What is required:
Set the listing down exactly; no pictures.
Material for this exercise START
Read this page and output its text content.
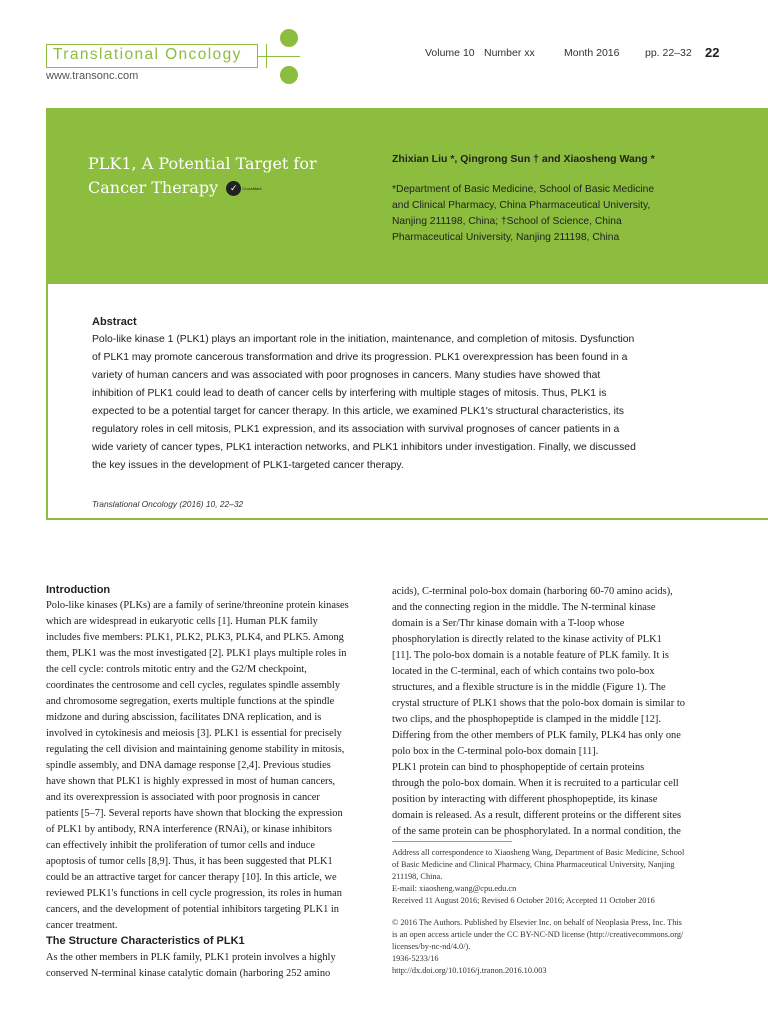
Translational Oncology
www.transonc.com
Volume 10 Number xx	Month 2016 pp. 22–32 22
PLK1, A Potential Target for
Cancer Therapy ✓ CrossMark
Zhixian Liu *, Qingrong Sun † and Xiaosheng Wang *
*Department of Basic Medicine, School of Basic Medicine
and Clinical Pharmacy, China Pharmaceutical University,
Nanjing 211198, China; †School of Science, China
Pharmaceutical University, Nanjing 211198, China
Abstract
Polo-like kinase 1 (PLK1) plays an important role in the initiation, maintenance, and completion of mitosis. Dysfunction
of PLK1 may promote cancerous transformation and drive its progression. PLK1 overexpression has been found in a
variety of human cancers and was associated with poor prognoses in cancers. Many studies have showed that
inhibition of PLK1 could lead to death of cancer cells by interfering with multiple stages of mitosis. Thus, PLK1 is
expected to be a potential target for cancer therapy. In this article, we examined PLK1's structural characteristics, its
regulatory roles in cell mitosis, PLK1 expression, and its association with survival prognoses of cancer patients in a
wide variety of cancer types, PLK1 interaction networks, and PLK1 inhibitors under investigation. Finally, we discussed
the key issues in the development of PLK1-targeted cancer therapy.
Translational Oncology (2016) 10, 22–32
Introduction
Polo-like kinases (PLKs) are a family of serine/threonine protein kinases
which are widespread in eukaryotic cells [1]. Human PLK family
includes five members: PLK1, PLK2, PLK3, PLK4, and PLK5. Among
them, PLK1 was the most investigated [2]. PLK1 plays multiple roles in
the cell cycle: controls mitotic entry and the G2/M checkpoint,
coordinates the centrosome and cell cycles, regulates spindle assembly
and chromosome segregation, exerts multiple functions at the spindle
midzone and during abscission, facilitates DNA replication, and is
involved in cytokinesis and meiosis [3]. PLK1 is essential for precisely
regulating the cell division and maintaining genome stability in mitosis,
spindle assembly, and DNA damage response [2,4]. Previous studies
have shown that PLK1 is highly expressed in most of human cancers,
and its overexpression is associated with poor prognosis in cancer
patients [5–7]. Several reports have shown that blocking the expression
of PLK1 by antibody, RNA interference (RNAi), or kinase inhibitors
can effectively inhibit the proliferation of tumor cells and induce
apoptosis of tumor cells [8,9]. Thus, it has been suggested that PLK1
could be an attractive target for cancer therapy [10]. In this article, we
reviewed PLK1's functions in cell cycle progression, its roles in human
cancers, and the development of potential inhibitors targeting PLK1 in
cancer treatment.
The Structure Characteristics of PLK1
As the other members in PLK family, PLK1 protein involves a highly
conserved N-terminal kinase catalytic domain (harboring 252 amino
acids), C-terminal polo-box domain (harboring 60-70 amino acids),
and the connecting region in the middle. The N-terminal kinase
domain is a Ser/Thr kinase domain with a T-loop whose
phosphorylation is directly related to the kinase activity of PLK1
[11]. The polo-box domain is a notable feature of PLK family. It is
located in the C-terminal, each of which contains two polo-box
structures, and a flexible structure is in the middle (Figure 1). The
crystal structure of PLK1 shows that the polo-box domain is similar to
two clips, and the phosphopeptide is clamped in the middle [12].
Differing from the other members of PLK family, PLK4 has only one
polo box in the C-terminal polo-box domain [11].
PLK1 protein can bind to phosphopeptide of certain proteins
through the polo-box domain. When it is recruited to a particular cell
position by interacting with different phosphopeptide, its kinase
domain is released. As a result, different proteins or the different sites
of the same protein can be phosphorylated. In a normal condition, the
Address all correspondence to Xiaosheng Wang, Department of Basic Medicine, School
of Basic Medicine and Clinical Pharmacy, China Pharmaceutical University, Nanjing
211198, China.
E-mail: xiaosheng.wang@cpu.edu.cn
Received 11 August 2016; Revised 6 October 2016; Accepted 11 October 2016
© 2016 The Authors. Published by Elsevier Inc. on behalf of Neoplasia Press, Inc. This
is an open access article under the CC BY-NC-ND license (http://creativecommons.org/
licenses/by-nc-nd/4.0/).
1936-5233/16
http://dx.doi.org/10.1016/j.tranon.2016.10.003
Material for this exercise END
Answer to this exercise:
Read this page and output its text content.
Translational Oncology
www.transonc.com
Volume 10 Number xx	Month 2016 pp. 22–32 22
PLK1, A Potential Target for
Cancer Therapy ✓ CrossMark
Zhixian Liu *, Qingrong Sun † and Xiaosheng Wang *
*Department of Basic Medicine, School of Basic Medicine
and Clinical Pharmacy, China Pharmaceutical University,
Nanjing 211198, China; †School of Science, China
Pharmaceutical University, Nanjing 211198, China
Abstract
Polo-like kinase 1 (PLK1) plays an important role in the initiation, maintenance, and completion of mitosis. Dysfunction
of PLK1 may promote cancerous transformation and drive its progression. PLK1 overexpression has been found in a
variety of human cancers and was associated with poor prognoses in cancers. Many studies have showed that
inhibition of PLK1 could lead to death of cancer cells by interfering with multiple stages of mitosis. Thus, PLK1 is
expected to be a potential target for cancer therapy. In this article, we examined PLK1's structural characteristics, its
regulatory roles in cell mitosis, PLK1 expression, and its association with survival prognoses of cancer patients in a
wide variety of cancer types, PLK1 interaction networks, and PLK1 inhibitors under investigation. Finally, we discussed
the key issues in the development of PLK1-targeted cancer therapy.
Translational Oncology (2016) 10, 22–32
Introduction
Polo-like kinases (PLKs) are a family of serine/threonine protein kinases
which are widespread in eukaryotic cells [1]. Human PLK family
includes five members: PLK1, PLK2, PLK3, PLK4, and PLK5. Among
them, PLK1 was the most investigated [2]. PLK1 plays multiple roles in
the cell cycle: controls mitotic entry and the G2/M checkpoint,
coordinates the centrosome and cell cycles, regulates spindle assembly
and chromosome segregation, exerts multiple functions at the spindle
midzone and during abscission, facilitates DNA replication, and is
involved in cytokinesis and meiosis [3]. PLK1 is essential for precisely
regulating the cell division and maintaining genome stability in mitosis,
spindle assembly, and DNA damage response [2,4]. Previous studies
have shown that PLK1 is highly expressed in most of human cancers,
and its overexpression is associated with poor prognosis in cancer
patients [5–7]. Several reports have shown that blocking the expression
of PLK1 by antibody, RNA interference (RNAi), or kinase inhibitors
can effectively inhibit the proliferation of tumor cells and induce
apoptosis of tumor cells [8,9]. Thus, it has been suggested that PLK1
could be an attractive target for cancer therapy [10]. In this article, we
reviewed PLK1's functions in cell cycle progression, its roles in human
cancers, and the development of potential inhibitors targeting PLK1 in
cancer treatment.
The Structure Characteristics of PLK1
As the other members in PLK family, PLK1 protein involves a highly
conserved N-terminal kinase catalytic domain (harboring 252 amino
acids), C-terminal polo-box domain (harboring 60-70 amino acids),
and the connecting region in the middle. The N-terminal kinase
domain is a Ser/Thr kinase domain with a T-loop whose
phosphorylation is directly related to the kinase activity of PLK1
[11]. The polo-box domain is a notable feature of PLK family. It is
located in the C-terminal, each of which contains two polo-box
structures, and a flexible structure is in the middle (Figure 1). The
crystal structure of PLK1 shows that the polo-box domain is similar to
two clips, and the phosphopeptide is clamped in the middle [12].
Differing from the other members of PLK family, PLK4 has only one
polo box in the C-terminal polo-box domain [11].
PLK1 protein can bind to phosphopeptide of certain proteins
through the polo-box domain. When it is recruited to a particular cell
position by interacting with different phosphopeptide, its kinase
domain is released. As a result, different proteins or the different sites
of the same protein can be phosphorylated. In a normal condition, the
Address all correspondence to Xiaosheng Wang, Department of Basic Medicine, School
of Basic Medicine and Clinical Pharmacy, China Pharmaceutical University, Nanjing
211198, China.
E-mail: xiaosheng.wang@cpu.edu.cn
Received 11 August 2016; Revised 6 October 2016; Accepted 11 October 2016
© 2016 The Authors. Published by Elsevier Inc. on behalf of Neoplasia Press, Inc. This
is an open access article under the CC BY-NC-ND license (http://creativecommons.org/
licenses/by-nc-nd/4.0/).
1936-5233/16
http://dx.doi.org/10.1016/j.tranon.2016.10.003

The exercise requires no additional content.